→ **DIRECTIVE**: The listing below should be printed exactly, every line of it. Skip the pictures.

━━━━━━━━━━

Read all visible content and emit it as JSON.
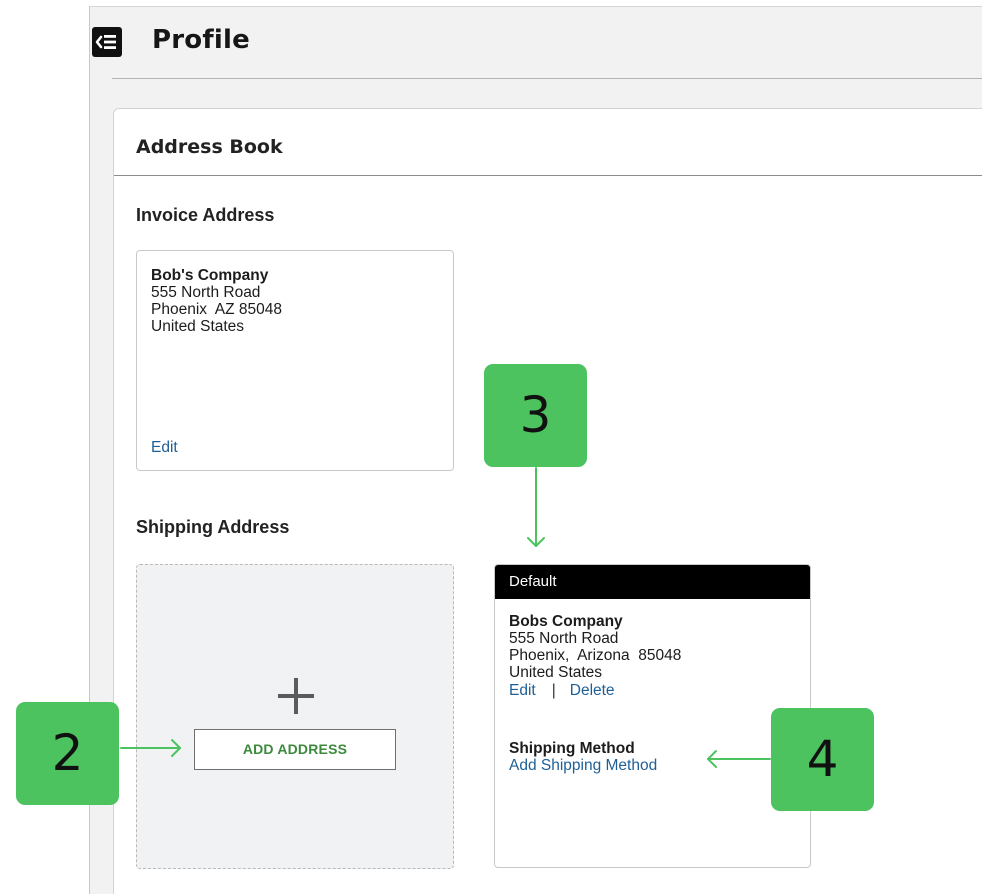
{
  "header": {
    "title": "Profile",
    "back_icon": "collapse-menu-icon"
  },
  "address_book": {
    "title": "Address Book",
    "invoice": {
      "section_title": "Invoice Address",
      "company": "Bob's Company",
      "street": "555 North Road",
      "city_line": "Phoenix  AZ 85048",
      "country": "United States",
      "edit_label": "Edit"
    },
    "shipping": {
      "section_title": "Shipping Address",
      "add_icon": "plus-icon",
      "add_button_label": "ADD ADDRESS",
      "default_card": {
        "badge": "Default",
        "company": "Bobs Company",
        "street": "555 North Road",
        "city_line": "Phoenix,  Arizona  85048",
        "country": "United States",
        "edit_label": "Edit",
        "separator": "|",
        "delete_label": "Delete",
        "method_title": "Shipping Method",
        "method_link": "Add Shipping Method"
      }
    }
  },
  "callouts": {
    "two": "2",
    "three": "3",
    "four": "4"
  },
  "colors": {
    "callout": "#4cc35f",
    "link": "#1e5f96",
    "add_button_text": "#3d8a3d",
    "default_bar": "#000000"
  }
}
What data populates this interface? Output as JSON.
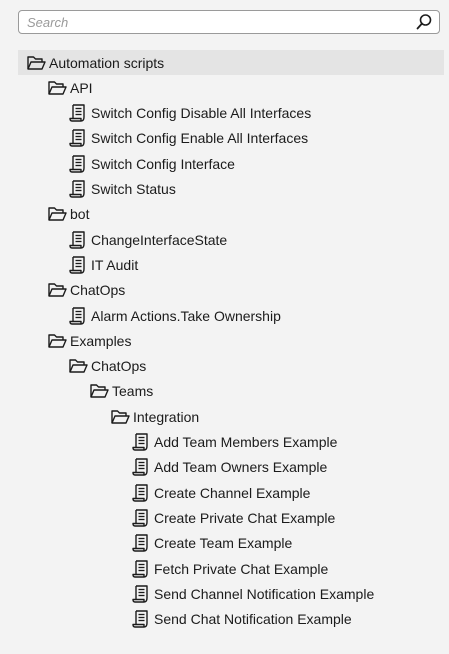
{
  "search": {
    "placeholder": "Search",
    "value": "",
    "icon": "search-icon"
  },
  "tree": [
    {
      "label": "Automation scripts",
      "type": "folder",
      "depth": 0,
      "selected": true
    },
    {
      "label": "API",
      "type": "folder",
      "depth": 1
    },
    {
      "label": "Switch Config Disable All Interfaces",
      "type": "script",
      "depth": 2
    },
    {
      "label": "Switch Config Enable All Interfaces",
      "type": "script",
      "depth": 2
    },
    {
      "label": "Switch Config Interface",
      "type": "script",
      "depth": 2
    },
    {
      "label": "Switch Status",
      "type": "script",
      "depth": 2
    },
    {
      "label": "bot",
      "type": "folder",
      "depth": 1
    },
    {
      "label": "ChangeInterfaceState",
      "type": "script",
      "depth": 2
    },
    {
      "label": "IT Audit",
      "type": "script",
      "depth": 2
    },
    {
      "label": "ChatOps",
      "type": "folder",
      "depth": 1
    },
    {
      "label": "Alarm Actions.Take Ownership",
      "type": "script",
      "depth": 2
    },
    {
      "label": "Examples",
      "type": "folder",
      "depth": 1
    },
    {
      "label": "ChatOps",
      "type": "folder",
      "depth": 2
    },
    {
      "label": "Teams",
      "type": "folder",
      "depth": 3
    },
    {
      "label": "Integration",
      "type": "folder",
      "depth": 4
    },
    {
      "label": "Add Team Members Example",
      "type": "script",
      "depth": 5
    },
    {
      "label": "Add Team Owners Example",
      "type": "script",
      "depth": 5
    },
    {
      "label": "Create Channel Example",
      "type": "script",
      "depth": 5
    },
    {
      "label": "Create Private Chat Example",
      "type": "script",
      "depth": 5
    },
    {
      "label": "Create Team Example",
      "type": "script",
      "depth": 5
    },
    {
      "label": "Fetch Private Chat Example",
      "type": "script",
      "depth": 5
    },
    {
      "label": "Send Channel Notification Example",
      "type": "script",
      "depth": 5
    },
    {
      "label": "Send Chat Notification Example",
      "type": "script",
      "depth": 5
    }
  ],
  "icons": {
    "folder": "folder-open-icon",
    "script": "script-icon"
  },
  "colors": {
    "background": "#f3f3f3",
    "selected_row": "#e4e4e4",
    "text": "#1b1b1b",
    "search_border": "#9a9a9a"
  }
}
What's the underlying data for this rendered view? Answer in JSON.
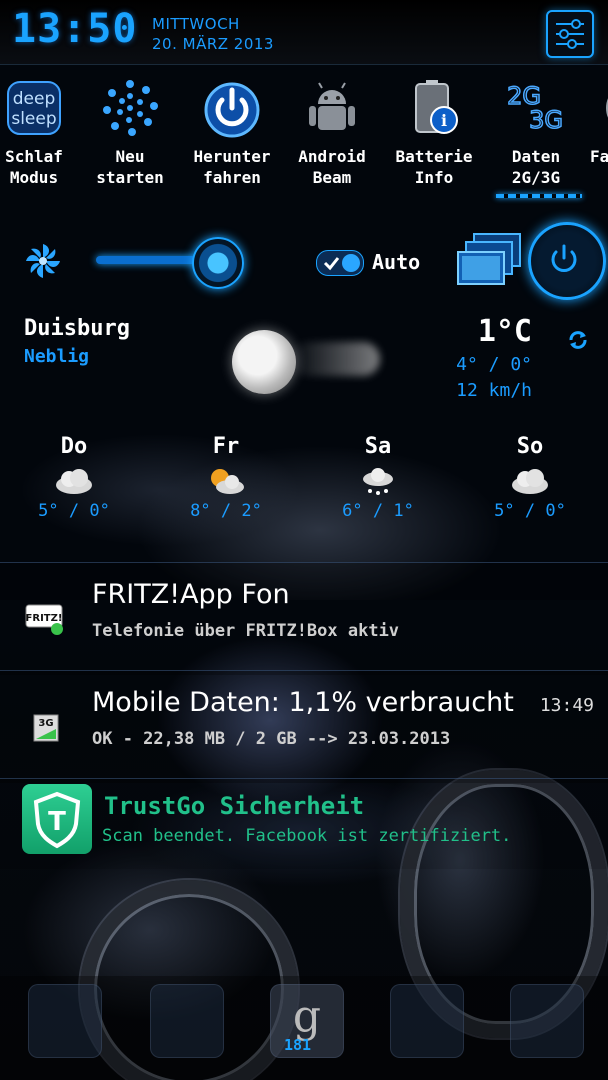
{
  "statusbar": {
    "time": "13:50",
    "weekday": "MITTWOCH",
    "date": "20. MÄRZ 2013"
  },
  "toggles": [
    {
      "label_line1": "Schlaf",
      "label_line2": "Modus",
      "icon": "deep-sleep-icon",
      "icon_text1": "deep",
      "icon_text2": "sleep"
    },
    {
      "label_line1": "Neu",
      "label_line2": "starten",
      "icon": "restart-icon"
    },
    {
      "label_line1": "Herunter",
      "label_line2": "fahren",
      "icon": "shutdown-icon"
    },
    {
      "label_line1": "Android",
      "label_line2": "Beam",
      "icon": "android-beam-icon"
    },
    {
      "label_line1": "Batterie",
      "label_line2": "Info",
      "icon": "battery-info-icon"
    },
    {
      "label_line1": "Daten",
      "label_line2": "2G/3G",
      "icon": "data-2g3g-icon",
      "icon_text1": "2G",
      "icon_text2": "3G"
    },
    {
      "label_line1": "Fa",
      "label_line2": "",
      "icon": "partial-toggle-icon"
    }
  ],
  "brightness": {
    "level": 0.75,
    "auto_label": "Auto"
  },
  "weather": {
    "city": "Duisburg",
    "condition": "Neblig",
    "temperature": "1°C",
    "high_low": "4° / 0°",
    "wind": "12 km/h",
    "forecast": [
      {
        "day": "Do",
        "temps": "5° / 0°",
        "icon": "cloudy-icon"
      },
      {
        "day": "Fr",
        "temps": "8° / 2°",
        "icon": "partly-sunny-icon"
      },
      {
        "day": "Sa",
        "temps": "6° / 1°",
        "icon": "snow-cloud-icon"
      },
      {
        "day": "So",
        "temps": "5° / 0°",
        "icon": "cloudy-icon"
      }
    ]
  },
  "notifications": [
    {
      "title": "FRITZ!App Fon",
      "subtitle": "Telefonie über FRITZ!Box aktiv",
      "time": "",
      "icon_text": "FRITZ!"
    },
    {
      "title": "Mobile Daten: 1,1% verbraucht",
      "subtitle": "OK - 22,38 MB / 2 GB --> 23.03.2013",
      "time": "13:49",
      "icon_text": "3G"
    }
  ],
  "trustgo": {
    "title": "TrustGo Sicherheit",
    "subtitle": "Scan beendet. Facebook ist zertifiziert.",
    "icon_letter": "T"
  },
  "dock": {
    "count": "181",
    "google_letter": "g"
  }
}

━━━━━━━━━━

→ **RESPONSE TO THIS EXERCISE**:
Read all visible content and emit it as JSON.
{
  "header": {
    "title": "Profile",
    "back_icon": "collapse-menu-icon"
  },
  "address_book": {
    "title": "Address Book",
    "invoice": {
      "section_title": "Invoice Address",
      "company": "Bob's Company",
      "street": "555 North Road",
      "city_line": "Phoenix  AZ 85048",
      "country": "United States",
      "edit_label": "Edit"
    },
    "shipping": {
      "section_title": "Shipping Address",
      "add_icon": "plus-icon",
      "add_button_label": "ADD ADDRESS",
      "default_card": {
        "badge": "Default",
        "company": "Bobs Company",
        "street": "555 North Road",
        "city_line": "Phoenix,  Arizona  85048",
        "country": "United States",
        "edit_label": "Edit",
        "separator": "|",
        "delete_label": "Delete",
        "method_title": "Shipping Method",
        "method_link": "Add Shipping Method"
      }
    }
  },
  "callouts": {
    "two": "2",
    "three": "3",
    "four": "4"
  },
  "colors": {
    "callout": "#4cc35f",
    "link": "#1e5f96",
    "add_button_text": "#3d8a3d",
    "default_bar": "#000000"
  }
}
What data populates this interface? Output as JSON.
{
  "search": {
    "placeholder": "Search",
    "value": "",
    "icon": "search-icon"
  },
  "tree": [
    {
      "label": "Automation scripts",
      "type": "folder",
      "depth": 0,
      "selected": true
    },
    {
      "label": "API",
      "type": "folder",
      "depth": 1
    },
    {
      "label": "Switch Config Disable All Interfaces",
      "type": "script",
      "depth": 2
    },
    {
      "label": "Switch Config Enable All Interfaces",
      "type": "script",
      "depth": 2
    },
    {
      "label": "Switch Config Interface",
      "type": "script",
      "depth": 2
    },
    {
      "label": "Switch Status",
      "type": "script",
      "depth": 2
    },
    {
      "label": "bot",
      "type": "folder",
      "depth": 1
    },
    {
      "label": "ChangeInterfaceState",
      "type": "script",
      "depth": 2
    },
    {
      "label": "IT Audit",
      "type": "script",
      "depth": 2
    },
    {
      "label": "ChatOps",
      "type": "folder",
      "depth": 1
    },
    {
      "label": "Alarm Actions.Take Ownership",
      "type": "script",
      "depth": 2
    },
    {
      "label": "Examples",
      "type": "folder",
      "depth": 1
    },
    {
      "label": "ChatOps",
      "type": "folder",
      "depth": 2
    },
    {
      "label": "Teams",
      "type": "folder",
      "depth": 3
    },
    {
      "label": "Integration",
      "type": "folder",
      "depth": 4
    },
    {
      "label": "Add Team Members Example",
      "type": "script",
      "depth": 5
    },
    {
      "label": "Add Team Owners Example",
      "type": "script",
      "depth": 5
    },
    {
      "label": "Create Channel Example",
      "type": "script",
      "depth": 5
    },
    {
      "label": "Create Private Chat Example",
      "type": "script",
      "depth": 5
    },
    {
      "label": "Create Team Example",
      "type": "script",
      "depth": 5
    },
    {
      "label": "Fetch Private Chat Example",
      "type": "script",
      "depth": 5
    },
    {
      "label": "Send Channel Notification Example",
      "type": "script",
      "depth": 5
    },
    {
      "label": "Send Chat Notification Example",
      "type": "script",
      "depth": 5
    }
  ],
  "icons": {
    "folder": "folder-open-icon",
    "script": "script-icon"
  },
  "colors": {
    "background": "#f3f3f3",
    "selected_row": "#e4e4e4",
    "text": "#1b1b1b",
    "search_border": "#9a9a9a"
  }
}
What's the underlying data for this rendered view? Answer in JSON.
{
  "statusbar": {
    "time": "13:50",
    "weekday": "MITTWOCH",
    "date": "20. MÄRZ 2013"
  },
  "toggles": [
    {
      "label_line1": "Schlaf",
      "label_line2": "Modus",
      "icon": "deep-sleep-icon",
      "icon_text1": "deep",
      "icon_text2": "sleep"
    },
    {
      "label_line1": "Neu",
      "label_line2": "starten",
      "icon": "restart-icon"
    },
    {
      "label_line1": "Herunter",
      "label_line2": "fahren",
      "icon": "shutdown-icon"
    },
    {
      "label_line1": "Android",
      "label_line2": "Beam",
      "icon": "android-beam-icon"
    },
    {
      "label_line1": "Batterie",
      "label_line2": "Info",
      "icon": "battery-info-icon"
    },
    {
      "label_line1": "Daten",
      "label_line2": "2G/3G",
      "icon": "data-2g3g-icon",
      "icon_text1": "2G",
      "icon_text2": "3G"
    },
    {
      "label_line1": "Fa",
      "label_line2": "",
      "icon": "partial-toggle-icon"
    }
  ],
  "brightness": {
    "level": 0.75,
    "auto_label": "Auto"
  },
  "weather": {
    "city": "Duisburg",
    "condition": "Neblig",
    "temperature": "1°C",
    "high_low": "4° / 0°",
    "wind": "12 km/h",
    "forecast": [
      {
        "day": "Do",
        "temps": "5° / 0°",
        "icon": "cloudy-icon"
      },
      {
        "day": "Fr",
        "temps": "8° / 2°",
        "icon": "partly-sunny-icon"
      },
      {
        "day": "Sa",
        "temps": "6° / 1°",
        "icon": "snow-cloud-icon"
      },
      {
        "day": "So",
        "temps": "5° / 0°",
        "icon": "cloudy-icon"
      }
    ]
  },
  "notifications": [
    {
      "title": "FRITZ!App Fon",
      "subtitle": "Telefonie über FRITZ!Box aktiv",
      "time": "",
      "icon_text": "FRITZ!"
    },
    {
      "title": "Mobile Daten: 1,1% verbraucht",
      "subtitle": "OK - 22,38 MB / 2 GB --> 23.03.2013",
      "time": "13:49",
      "icon_text": "3G"
    }
  ],
  "trustgo": {
    "title": "TrustGo Sicherheit",
    "subtitle": "Scan beendet. Facebook ist zertifiziert.",
    "icon_letter": "T"
  },
  "dock": {
    "count": "181",
    "google_letter": "g"
  }
}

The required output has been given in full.